§ Aim
Give the records back in full, exactly as they read.

§ Entries provided
- - -

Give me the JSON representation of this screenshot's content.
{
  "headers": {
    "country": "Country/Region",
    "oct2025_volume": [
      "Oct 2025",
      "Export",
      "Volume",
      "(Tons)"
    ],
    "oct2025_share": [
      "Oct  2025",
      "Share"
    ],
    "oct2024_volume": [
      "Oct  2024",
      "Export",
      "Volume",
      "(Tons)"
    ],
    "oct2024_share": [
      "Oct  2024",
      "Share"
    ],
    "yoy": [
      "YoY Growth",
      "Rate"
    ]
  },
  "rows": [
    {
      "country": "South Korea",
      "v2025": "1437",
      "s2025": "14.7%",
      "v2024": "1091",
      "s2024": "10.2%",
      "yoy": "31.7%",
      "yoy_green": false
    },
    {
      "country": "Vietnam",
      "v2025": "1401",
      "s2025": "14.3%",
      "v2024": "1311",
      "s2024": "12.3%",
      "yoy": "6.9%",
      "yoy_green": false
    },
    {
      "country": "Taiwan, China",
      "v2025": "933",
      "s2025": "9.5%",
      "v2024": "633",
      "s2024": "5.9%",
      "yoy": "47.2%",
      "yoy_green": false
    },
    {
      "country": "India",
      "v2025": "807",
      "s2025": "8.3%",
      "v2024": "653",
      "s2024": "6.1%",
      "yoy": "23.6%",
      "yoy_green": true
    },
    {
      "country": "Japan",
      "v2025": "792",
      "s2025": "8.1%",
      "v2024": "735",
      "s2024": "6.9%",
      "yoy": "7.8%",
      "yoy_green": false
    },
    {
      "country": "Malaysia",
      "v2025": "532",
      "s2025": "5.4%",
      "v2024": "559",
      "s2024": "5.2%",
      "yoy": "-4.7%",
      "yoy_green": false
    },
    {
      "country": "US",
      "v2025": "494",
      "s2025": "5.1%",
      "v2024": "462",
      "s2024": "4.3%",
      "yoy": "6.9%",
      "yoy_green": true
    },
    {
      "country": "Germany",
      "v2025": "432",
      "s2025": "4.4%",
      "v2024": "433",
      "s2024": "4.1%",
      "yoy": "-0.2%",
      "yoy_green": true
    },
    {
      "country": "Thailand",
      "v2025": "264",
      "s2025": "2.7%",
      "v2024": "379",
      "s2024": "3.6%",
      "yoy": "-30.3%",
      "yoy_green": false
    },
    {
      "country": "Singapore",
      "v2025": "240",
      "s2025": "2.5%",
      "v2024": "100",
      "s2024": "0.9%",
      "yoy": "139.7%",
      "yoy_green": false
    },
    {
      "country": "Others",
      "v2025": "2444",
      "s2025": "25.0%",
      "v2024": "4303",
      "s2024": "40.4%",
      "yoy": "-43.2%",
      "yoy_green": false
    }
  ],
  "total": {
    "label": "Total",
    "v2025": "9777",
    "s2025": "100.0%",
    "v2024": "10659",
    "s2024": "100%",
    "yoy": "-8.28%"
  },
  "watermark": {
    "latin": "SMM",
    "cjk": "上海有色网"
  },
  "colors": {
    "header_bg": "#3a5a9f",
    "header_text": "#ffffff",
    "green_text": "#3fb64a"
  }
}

- - -

§ Finished exercise
Give me the JSON representation of this screenshot's content.
{
  "headers": {
    "country": "Country/Region",
    "oct2025_volume": [
      "Oct 2025",
      "Export",
      "Volume",
      "(Tons)"
    ],
    "oct2025_share": [
      "Oct  2025",
      "Share"
    ],
    "oct2024_volume": [
      "Oct  2024",
      "Export",
      "Volume",
      "(Tons)"
    ],
    "oct2024_share": [
      "Oct  2024",
      "Share"
    ],
    "yoy": [
      "YoY Growth",
      "Rate"
    ]
  },
  "rows": [
    {
      "country": "South Korea",
      "v2025": "1437",
      "s2025": "14.7%",
      "v2024": "1091",
      "s2024": "10.2%",
      "yoy": "31.7%",
      "yoy_green": false
    },
    {
      "country": "Vietnam",
      "v2025": "1401",
      "s2025": "14.3%",
      "v2024": "1311",
      "s2024": "12.3%",
      "yoy": "6.9%",
      "yoy_green": false
    },
    {
      "country": "Taiwan, China",
      "v2025": "933",
      "s2025": "9.5%",
      "v2024": "633",
      "s2024": "5.9%",
      "yoy": "47.2%",
      "yoy_green": false
    },
    {
      "country": "India",
      "v2025": "807",
      "s2025": "8.3%",
      "v2024": "653",
      "s2024": "6.1%",
      "yoy": "23.6%",
      "yoy_green": true
    },
    {
      "country": "Japan",
      "v2025": "792",
      "s2025": "8.1%",
      "v2024": "735",
      "s2024": "6.9%",
      "yoy": "7.8%",
      "yoy_green": false
    },
    {
      "country": "Malaysia",
      "v2025": "532",
      "s2025": "5.4%",
      "v2024": "559",
      "s2024": "5.2%",
      "yoy": "-4.7%",
      "yoy_green": false
    },
    {
      "country": "US",
      "v2025": "494",
      "s2025": "5.1%",
      "v2024": "462",
      "s2024": "4.3%",
      "yoy": "6.9%",
      "yoy_green": true
    },
    {
      "country": "Germany",
      "v2025": "432",
      "s2025": "4.4%",
      "v2024": "433",
      "s2024": "4.1%",
      "yoy": "-0.2%",
      "yoy_green": true
    },
    {
      "country": "Thailand",
      "v2025": "264",
      "s2025": "2.7%",
      "v2024": "379",
      "s2024": "3.6%",
      "yoy": "-30.3%",
      "yoy_green": false
    },
    {
      "country": "Singapore",
      "v2025": "240",
      "s2025": "2.5%",
      "v2024": "100",
      "s2024": "0.9%",
      "yoy": "139.7%",
      "yoy_green": false
    },
    {
      "country": "Others",
      "v2025": "2444",
      "s2025": "25.0%",
      "v2024": "4303",
      "s2024": "40.4%",
      "yoy": "-43.2%",
      "yoy_green": false
    }
  ],
  "total": {
    "label": "Total",
    "v2025": "9777",
    "s2025": "100.0%",
    "v2024": "10659",
    "s2024": "100%",
    "yoy": "-8.28%"
  },
  "watermark": {
    "latin": "SMM",
    "cjk": "上海有色网"
  },
  "colors": {
    "header_bg": "#3a5a9f",
    "header_text": "#ffffff",
    "green_text": "#3fb64a"
  }
}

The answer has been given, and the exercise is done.